Filter the data below for the string "Grad" and copy each matching line.

+++++

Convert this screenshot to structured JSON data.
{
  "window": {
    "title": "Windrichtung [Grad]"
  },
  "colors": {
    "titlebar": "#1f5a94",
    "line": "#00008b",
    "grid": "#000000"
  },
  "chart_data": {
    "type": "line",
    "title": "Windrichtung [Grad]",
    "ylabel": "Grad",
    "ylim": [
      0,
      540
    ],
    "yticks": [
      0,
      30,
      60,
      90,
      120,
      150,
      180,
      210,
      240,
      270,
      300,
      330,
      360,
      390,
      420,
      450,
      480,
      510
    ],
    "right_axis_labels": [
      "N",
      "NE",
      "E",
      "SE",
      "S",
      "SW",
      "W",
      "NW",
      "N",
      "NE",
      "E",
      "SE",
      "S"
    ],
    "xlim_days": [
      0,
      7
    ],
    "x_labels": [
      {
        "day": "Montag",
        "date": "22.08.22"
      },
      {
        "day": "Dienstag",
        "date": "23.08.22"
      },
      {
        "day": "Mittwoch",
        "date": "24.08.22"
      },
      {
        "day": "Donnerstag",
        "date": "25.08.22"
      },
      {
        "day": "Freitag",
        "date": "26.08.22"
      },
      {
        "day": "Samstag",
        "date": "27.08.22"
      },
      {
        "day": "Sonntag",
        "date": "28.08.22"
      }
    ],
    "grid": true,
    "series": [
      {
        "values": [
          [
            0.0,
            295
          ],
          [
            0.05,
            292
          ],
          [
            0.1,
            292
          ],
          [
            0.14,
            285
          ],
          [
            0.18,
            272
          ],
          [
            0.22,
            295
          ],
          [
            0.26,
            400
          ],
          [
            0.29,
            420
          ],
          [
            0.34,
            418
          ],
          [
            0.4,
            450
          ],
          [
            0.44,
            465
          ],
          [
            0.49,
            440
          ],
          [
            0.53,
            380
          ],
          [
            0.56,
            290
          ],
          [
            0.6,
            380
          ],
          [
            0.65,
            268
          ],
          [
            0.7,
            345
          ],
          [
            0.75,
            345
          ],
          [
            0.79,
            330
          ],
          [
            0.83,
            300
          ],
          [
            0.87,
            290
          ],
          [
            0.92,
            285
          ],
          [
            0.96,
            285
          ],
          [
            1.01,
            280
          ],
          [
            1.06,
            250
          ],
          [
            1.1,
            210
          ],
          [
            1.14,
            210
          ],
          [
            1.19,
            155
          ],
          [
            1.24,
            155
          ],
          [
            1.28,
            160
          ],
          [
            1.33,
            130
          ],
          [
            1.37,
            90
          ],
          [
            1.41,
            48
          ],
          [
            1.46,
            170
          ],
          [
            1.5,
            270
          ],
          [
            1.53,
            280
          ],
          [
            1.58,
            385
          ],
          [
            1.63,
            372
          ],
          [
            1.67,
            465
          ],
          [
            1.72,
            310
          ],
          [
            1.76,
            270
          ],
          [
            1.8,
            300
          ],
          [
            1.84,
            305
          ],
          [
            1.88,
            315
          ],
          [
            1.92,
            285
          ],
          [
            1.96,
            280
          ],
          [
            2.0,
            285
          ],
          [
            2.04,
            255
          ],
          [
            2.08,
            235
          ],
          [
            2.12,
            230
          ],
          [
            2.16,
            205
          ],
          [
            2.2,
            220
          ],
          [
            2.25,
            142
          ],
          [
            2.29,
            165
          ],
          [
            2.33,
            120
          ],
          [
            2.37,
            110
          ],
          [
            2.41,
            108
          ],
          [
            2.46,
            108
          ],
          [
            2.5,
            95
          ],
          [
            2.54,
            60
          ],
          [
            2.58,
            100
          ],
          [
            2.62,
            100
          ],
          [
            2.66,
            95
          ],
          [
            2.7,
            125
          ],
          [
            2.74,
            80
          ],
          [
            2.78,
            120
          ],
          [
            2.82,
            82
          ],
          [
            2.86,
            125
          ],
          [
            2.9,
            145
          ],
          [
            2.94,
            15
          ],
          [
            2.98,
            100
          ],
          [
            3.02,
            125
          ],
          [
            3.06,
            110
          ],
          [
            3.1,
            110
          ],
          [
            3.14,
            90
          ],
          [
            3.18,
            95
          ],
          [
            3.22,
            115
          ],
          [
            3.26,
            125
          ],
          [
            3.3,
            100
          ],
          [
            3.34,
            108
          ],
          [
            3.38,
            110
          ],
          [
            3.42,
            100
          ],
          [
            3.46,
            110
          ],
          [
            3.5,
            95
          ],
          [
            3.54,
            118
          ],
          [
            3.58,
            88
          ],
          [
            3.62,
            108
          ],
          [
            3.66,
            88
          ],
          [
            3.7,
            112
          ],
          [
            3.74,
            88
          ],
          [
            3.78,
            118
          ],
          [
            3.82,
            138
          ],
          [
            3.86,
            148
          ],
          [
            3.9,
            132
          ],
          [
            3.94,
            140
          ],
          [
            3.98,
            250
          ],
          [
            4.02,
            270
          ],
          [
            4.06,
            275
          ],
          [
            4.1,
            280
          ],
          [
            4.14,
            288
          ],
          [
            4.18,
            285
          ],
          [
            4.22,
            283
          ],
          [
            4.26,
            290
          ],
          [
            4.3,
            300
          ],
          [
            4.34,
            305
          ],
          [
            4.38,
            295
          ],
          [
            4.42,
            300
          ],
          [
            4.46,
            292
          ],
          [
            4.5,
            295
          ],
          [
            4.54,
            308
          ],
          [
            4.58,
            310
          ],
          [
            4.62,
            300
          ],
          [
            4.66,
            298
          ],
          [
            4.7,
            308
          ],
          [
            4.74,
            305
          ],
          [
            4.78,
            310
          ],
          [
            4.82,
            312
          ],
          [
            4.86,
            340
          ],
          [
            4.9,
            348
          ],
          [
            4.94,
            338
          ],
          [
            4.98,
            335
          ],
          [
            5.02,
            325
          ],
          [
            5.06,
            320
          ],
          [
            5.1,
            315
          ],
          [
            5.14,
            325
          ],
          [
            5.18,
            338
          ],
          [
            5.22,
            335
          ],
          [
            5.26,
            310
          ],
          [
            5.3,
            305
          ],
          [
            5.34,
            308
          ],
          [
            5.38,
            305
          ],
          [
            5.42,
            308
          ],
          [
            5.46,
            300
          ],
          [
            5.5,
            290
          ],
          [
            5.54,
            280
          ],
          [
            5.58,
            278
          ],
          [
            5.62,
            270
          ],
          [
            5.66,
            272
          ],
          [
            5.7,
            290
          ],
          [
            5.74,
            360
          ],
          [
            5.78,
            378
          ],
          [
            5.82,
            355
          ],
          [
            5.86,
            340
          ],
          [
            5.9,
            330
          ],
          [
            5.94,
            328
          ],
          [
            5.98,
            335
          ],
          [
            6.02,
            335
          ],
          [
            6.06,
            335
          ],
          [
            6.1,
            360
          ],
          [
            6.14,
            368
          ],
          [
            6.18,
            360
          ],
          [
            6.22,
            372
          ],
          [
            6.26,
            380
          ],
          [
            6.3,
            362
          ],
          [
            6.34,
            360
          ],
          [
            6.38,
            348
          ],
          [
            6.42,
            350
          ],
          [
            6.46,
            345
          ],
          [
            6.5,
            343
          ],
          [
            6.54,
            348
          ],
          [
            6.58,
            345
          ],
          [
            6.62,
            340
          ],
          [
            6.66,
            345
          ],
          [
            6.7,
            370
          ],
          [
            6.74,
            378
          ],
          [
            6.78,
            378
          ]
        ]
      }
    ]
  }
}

+++++

Output for this exercise
    "title": "Windrichtung [Grad]"
    "title": "Windrichtung [Grad]",
    "ylabel": "Grad",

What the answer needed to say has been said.